— START OF Supplied material —

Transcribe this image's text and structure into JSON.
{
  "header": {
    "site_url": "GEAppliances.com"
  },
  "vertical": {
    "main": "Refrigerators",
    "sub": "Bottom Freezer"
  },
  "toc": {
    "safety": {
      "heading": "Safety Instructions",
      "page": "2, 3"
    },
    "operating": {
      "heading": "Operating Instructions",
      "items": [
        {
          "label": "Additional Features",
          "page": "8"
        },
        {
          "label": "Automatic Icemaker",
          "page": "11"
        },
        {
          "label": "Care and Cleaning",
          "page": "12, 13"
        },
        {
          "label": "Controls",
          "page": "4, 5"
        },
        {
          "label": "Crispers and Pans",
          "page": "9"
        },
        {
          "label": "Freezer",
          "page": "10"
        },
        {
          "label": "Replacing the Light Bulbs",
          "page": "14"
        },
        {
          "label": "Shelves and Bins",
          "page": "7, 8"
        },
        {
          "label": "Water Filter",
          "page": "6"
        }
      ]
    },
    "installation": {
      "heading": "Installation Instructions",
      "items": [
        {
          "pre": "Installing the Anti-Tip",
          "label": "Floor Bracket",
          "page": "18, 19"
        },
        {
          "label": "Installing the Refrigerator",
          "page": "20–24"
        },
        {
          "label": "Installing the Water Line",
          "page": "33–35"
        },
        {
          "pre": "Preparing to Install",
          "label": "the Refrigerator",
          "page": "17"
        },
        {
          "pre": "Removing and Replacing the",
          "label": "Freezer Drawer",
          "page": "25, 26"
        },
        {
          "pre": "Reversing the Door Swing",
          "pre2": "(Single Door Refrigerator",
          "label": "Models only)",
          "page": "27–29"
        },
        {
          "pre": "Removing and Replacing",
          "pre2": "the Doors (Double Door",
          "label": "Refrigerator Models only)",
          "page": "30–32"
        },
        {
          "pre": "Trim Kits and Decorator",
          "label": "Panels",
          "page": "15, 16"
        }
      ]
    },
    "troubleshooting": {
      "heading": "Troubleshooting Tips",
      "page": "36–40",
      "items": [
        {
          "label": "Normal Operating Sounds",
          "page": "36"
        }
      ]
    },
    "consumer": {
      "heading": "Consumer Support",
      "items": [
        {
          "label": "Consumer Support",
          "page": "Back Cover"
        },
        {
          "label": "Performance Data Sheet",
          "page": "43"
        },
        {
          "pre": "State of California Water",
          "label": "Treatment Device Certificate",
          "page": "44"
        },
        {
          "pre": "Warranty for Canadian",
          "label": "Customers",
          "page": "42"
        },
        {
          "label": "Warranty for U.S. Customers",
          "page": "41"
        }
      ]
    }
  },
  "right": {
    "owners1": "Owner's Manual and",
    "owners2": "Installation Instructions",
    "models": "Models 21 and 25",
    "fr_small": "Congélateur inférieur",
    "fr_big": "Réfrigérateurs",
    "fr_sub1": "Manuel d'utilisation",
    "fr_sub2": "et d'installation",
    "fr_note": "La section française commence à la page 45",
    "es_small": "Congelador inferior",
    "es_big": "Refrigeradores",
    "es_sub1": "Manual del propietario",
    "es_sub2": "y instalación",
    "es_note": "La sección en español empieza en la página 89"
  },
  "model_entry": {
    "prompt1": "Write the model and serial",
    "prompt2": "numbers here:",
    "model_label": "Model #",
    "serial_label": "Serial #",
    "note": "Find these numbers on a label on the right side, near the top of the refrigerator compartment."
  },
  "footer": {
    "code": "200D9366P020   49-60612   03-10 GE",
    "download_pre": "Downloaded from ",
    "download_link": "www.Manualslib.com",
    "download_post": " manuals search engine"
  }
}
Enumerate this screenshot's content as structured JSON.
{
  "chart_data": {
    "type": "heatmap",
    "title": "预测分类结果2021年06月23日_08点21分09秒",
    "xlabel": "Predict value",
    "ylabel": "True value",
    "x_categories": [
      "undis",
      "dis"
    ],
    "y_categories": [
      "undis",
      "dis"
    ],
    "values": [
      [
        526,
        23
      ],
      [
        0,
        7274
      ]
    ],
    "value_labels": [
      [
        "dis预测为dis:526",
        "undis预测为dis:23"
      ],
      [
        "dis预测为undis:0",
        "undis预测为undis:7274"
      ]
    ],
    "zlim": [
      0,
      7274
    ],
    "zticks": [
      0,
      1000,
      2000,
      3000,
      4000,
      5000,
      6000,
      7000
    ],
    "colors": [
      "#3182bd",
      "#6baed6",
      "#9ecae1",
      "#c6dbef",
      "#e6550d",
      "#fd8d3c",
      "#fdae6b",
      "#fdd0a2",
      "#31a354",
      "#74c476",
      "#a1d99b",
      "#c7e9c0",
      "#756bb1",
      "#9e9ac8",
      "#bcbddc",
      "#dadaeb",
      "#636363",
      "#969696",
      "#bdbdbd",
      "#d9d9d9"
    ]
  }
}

— END OF Supplied material —

◆ Exercise aim ◆
All lines that include "Installing" are to be gathered and copied.

◆ Response ◆
          "pre": "Installing the Anti-Tip",
          "label": "Installing the Refrigerator",
          "label": "Installing the Water Line",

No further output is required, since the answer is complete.